[Data listing]
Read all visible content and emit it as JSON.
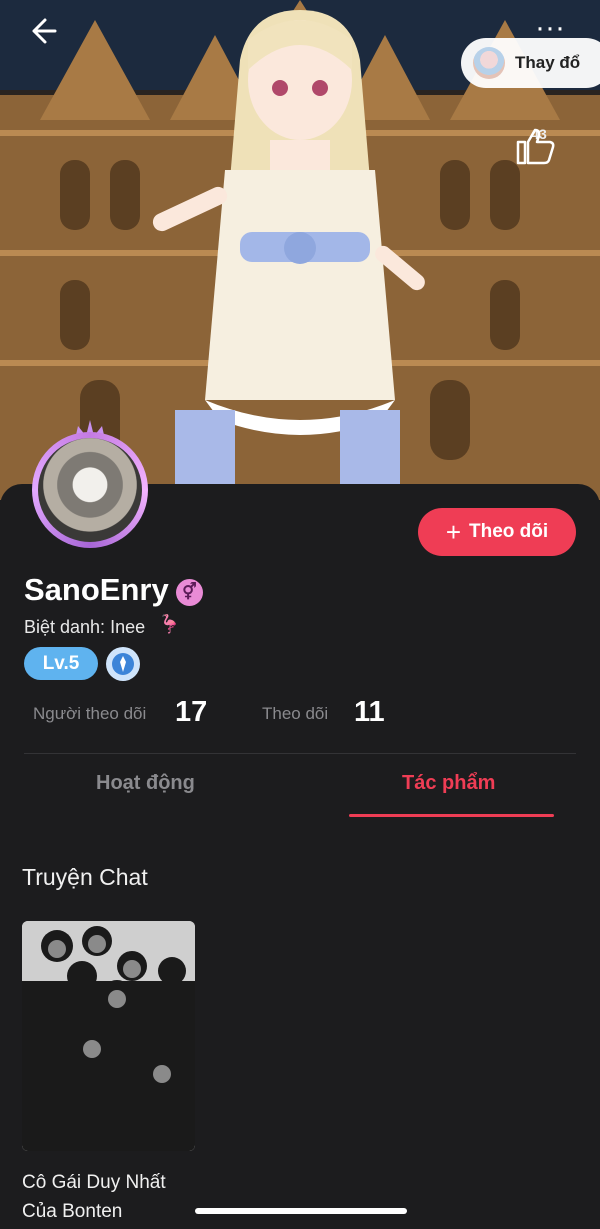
{
  "header": {
    "change_label": "Thay đổ",
    "like_count": "43",
    "more_label": "···"
  },
  "profile": {
    "username": "SanoEnry",
    "gender_symbol": "⚥",
    "nickname_label": "Biệt danh: Inee",
    "nickname_emoji": "🦩",
    "level": "Lv.5",
    "follow_button": "Theo dõi",
    "follow_plus": "+",
    "stats": {
      "followers_label": "Người theo dõi",
      "followers_value": "17",
      "following_label": "Theo dõi",
      "following_value": "11"
    }
  },
  "tabs": {
    "activity": "Hoạt động",
    "works": "Tác phẩm",
    "active": "works"
  },
  "works": {
    "section_title": "Truyện Chat",
    "items": [
      {
        "title": "Cô Gái Duy Nhất Của Bonten"
      }
    ]
  },
  "colors": {
    "accent": "#ef3d55",
    "background": "#1c1c1e",
    "level_badge": "#5fb3ef",
    "gender_badge": "#e98bd6"
  },
  "icons": [
    "arrow-left-icon",
    "more-icon",
    "thumbs-up-icon",
    "plus-icon",
    "female-icon",
    "rank-icon"
  ]
}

### WHAT YOU NEED TO DO
Write out the listing above again, exactly, but with no pictures in the copy.

### OUTPUT FOR THIS EXERCISE
Read all visible content and emit it as JSON.
{
  "header": {
    "change_label": "Thay đổ",
    "like_count": "43",
    "more_label": "···"
  },
  "profile": {
    "username": "SanoEnry",
    "gender_symbol": "⚥",
    "nickname_label": "Biệt danh: Inee",
    "nickname_emoji": "🦩",
    "level": "Lv.5",
    "follow_button": "Theo dõi",
    "follow_plus": "+",
    "stats": {
      "followers_label": "Người theo dõi",
      "followers_value": "17",
      "following_label": "Theo dõi",
      "following_value": "11"
    }
  },
  "tabs": {
    "activity": "Hoạt động",
    "works": "Tác phẩm",
    "active": "works"
  },
  "works": {
    "section_title": "Truyện Chat",
    "items": [
      {
        "title": "Cô Gái Duy Nhất Của Bonten"
      }
    ]
  },
  "colors": {
    "accent": "#ef3d55",
    "background": "#1c1c1e",
    "level_badge": "#5fb3ef",
    "gender_badge": "#e98bd6"
  },
  "icons": [
    "arrow-left-icon",
    "more-icon",
    "thumbs-up-icon",
    "plus-icon",
    "female-icon",
    "rank-icon"
  ]
}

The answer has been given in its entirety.